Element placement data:
## begin
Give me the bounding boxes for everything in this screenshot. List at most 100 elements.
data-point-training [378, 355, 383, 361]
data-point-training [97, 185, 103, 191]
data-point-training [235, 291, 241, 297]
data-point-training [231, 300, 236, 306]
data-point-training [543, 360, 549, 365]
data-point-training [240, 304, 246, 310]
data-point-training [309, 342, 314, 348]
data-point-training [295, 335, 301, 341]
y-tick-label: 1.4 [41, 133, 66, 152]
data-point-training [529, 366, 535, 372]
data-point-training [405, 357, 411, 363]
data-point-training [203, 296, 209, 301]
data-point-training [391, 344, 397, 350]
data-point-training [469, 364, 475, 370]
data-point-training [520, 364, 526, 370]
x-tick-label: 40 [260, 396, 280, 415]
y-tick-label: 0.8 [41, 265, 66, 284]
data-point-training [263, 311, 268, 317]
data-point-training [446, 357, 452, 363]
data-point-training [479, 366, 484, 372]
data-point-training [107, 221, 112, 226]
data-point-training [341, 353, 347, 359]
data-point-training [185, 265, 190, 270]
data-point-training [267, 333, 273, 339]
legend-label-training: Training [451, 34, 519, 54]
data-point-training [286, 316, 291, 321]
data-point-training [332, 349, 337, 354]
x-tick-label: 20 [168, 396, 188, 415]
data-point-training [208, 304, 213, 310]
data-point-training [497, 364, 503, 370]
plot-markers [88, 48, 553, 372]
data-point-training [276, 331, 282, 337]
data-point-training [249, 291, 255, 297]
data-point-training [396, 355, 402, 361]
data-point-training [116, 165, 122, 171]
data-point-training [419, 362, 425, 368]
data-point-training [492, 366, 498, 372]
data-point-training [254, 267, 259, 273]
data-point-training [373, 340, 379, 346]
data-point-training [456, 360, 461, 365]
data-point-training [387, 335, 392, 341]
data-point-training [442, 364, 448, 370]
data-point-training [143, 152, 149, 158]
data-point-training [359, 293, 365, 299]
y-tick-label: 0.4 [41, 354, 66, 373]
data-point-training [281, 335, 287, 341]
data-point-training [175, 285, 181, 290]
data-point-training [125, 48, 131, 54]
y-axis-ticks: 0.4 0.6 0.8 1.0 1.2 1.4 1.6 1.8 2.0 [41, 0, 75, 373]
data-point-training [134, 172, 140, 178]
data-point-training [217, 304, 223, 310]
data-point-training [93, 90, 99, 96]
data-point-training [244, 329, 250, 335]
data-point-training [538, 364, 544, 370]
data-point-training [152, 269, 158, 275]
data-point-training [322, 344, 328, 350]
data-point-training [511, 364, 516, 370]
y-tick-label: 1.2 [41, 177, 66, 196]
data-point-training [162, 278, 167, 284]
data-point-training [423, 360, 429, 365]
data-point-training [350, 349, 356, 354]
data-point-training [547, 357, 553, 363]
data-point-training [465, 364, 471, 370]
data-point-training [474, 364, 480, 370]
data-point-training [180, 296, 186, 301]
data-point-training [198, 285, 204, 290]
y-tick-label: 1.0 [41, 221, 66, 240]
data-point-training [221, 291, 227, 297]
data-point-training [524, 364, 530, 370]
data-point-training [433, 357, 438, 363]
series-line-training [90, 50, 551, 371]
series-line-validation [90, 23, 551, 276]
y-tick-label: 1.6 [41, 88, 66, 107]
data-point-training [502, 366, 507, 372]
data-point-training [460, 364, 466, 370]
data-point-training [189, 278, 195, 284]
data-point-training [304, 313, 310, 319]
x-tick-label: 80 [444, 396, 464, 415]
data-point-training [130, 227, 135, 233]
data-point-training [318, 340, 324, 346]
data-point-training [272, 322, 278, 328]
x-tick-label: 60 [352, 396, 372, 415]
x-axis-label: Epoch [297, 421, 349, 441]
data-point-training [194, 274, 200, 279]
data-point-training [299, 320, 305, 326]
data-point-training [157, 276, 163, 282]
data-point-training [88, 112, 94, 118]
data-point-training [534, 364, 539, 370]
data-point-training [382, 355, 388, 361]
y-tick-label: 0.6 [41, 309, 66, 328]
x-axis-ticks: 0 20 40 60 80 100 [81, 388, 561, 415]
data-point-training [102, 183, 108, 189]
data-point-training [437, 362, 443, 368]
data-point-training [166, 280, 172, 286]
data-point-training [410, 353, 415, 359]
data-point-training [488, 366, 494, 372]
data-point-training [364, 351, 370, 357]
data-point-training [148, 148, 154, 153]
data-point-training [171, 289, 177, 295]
## end
• **Work instructions**
Recast the listing above as a numbered list, omitting any blank lines.

• **Reply to the task**
1. Give me the bounding boxes for everything in this screenshot. List at most 100 elements.
2. data-point-training [378, 355, 383, 361]
3. data-point-training [97, 185, 103, 191]
4. data-point-training [235, 291, 241, 297]
5. data-point-training [231, 300, 236, 306]
6. data-point-training [543, 360, 549, 365]
7. data-point-training [240, 304, 246, 310]
8. data-point-training [309, 342, 314, 348]
9. data-point-training [295, 335, 301, 341]
10. y-tick-label: 1.4 [41, 133, 66, 152]
11. data-point-training [529, 366, 535, 372]
12. data-point-training [405, 357, 411, 363]
13. data-point-training [203, 296, 209, 301]
14. data-point-training [391, 344, 397, 350]
15. data-point-training [469, 364, 475, 370]
16. data-point-training [520, 364, 526, 370]
17. x-tick-label: 40 [260, 396, 280, 415]
18. y-tick-label: 0.8 [41, 265, 66, 284]
19. data-point-training [263, 311, 268, 317]
20. data-point-training [446, 357, 452, 363]
21. data-point-training [479, 366, 484, 372]
22. data-point-training [107, 221, 112, 226]
23. data-point-training [341, 353, 347, 359]
24. data-point-training [185, 265, 190, 270]
25. data-point-training [267, 333, 273, 339]
26. legend-label-training: Training [451, 34, 519, 54]
27. data-point-training [286, 316, 291, 321]
28. data-point-training [332, 349, 337, 354]
29. x-tick-label: 20 [168, 396, 188, 415]
30. data-point-training [208, 304, 213, 310]
31. data-point-training [497, 364, 503, 370]
32. plot-markers [88, 48, 553, 372]
33. data-point-training [276, 331, 282, 337]
34. data-point-training [249, 291, 255, 297]
35. data-point-training [396, 355, 402, 361]
36. data-point-training [116, 165, 122, 171]
37. data-point-training [419, 362, 425, 368]
38. data-point-training [492, 366, 498, 372]
39. data-point-training [254, 267, 259, 273]
40. data-point-training [373, 340, 379, 346]
41. data-point-training [456, 360, 461, 365]
42. data-point-training [387, 335, 392, 341]
43. data-point-training [442, 364, 448, 370]
44. data-point-training [143, 152, 149, 158]
45. data-point-training [359, 293, 365, 299]
46. y-tick-label: 0.4 [41, 354, 66, 373]
47. data-point-training [281, 335, 287, 341]
48. data-point-training [175, 285, 181, 290]
49. data-point-training [125, 48, 131, 54]
50. y-axis-ticks: 0.4 0.6 0.8 1.0 1.2 1.4 1.6 1.8 2.0 [41, 0, 75, 373]
51. data-point-training [134, 172, 140, 178]
52. data-point-training [217, 304, 223, 310]
53. data-point-training [93, 90, 99, 96]
54. data-point-training [244, 329, 250, 335]
55. data-point-training [538, 364, 544, 370]
56. data-point-training [152, 269, 158, 275]
57. data-point-training [322, 344, 328, 350]
58. data-point-training [511, 364, 516, 370]
59. y-tick-label: 1.2 [41, 177, 66, 196]
60. data-point-training [162, 278, 167, 284]
61. data-point-training [423, 360, 429, 365]
62. data-point-training [350, 349, 356, 354]
63. data-point-training [547, 357, 553, 363]
64. data-point-training [465, 364, 471, 370]
65. data-point-training [474, 364, 480, 370]
66. data-point-training [180, 296, 186, 301]
67. data-point-training [198, 285, 204, 290]
68. y-tick-label: 1.0 [41, 221, 66, 240]
69. data-point-training [221, 291, 227, 297]
70. data-point-training [524, 364, 530, 370]
71. data-point-training [433, 357, 438, 363]
72. series-line-training [90, 50, 551, 371]
73. series-line-validation [90, 23, 551, 276]
74. y-tick-label: 1.6 [41, 88, 66, 107]
75. data-point-training [502, 366, 507, 372]
76. data-point-training [460, 364, 466, 370]
77. data-point-training [189, 278, 195, 284]
78. data-point-training [304, 313, 310, 319]
79. x-tick-label: 80 [444, 396, 464, 415]
80. data-point-training [130, 227, 135, 233]
81. data-point-training [318, 340, 324, 346]
82. data-point-training [272, 322, 278, 328]
83. x-tick-label: 60 [352, 396, 372, 415]
84. x-axis-label: Epoch [297, 421, 349, 441]
85. data-point-training [194, 274, 200, 279]
86. data-point-training [299, 320, 305, 326]
87. data-point-training [157, 276, 163, 282]
88. data-point-training [88, 112, 94, 118]
89. data-point-training [534, 364, 539, 370]
90. data-point-training [382, 355, 388, 361]
91. y-tick-label: 0.6 [41, 309, 66, 328]
92. x-axis-ticks: 0 20 40 60 80 100 [81, 388, 561, 415]
93. data-point-training [102, 183, 108, 189]
94. data-point-training [437, 362, 443, 368]
95. data-point-training [166, 280, 172, 286]
96. data-point-training [410, 353, 415, 359]
97. data-point-training [488, 366, 494, 372]
98. data-point-training [364, 351, 370, 357]
99. data-point-training [148, 148, 154, 153]
100. data-point-training [171, 289, 177, 295]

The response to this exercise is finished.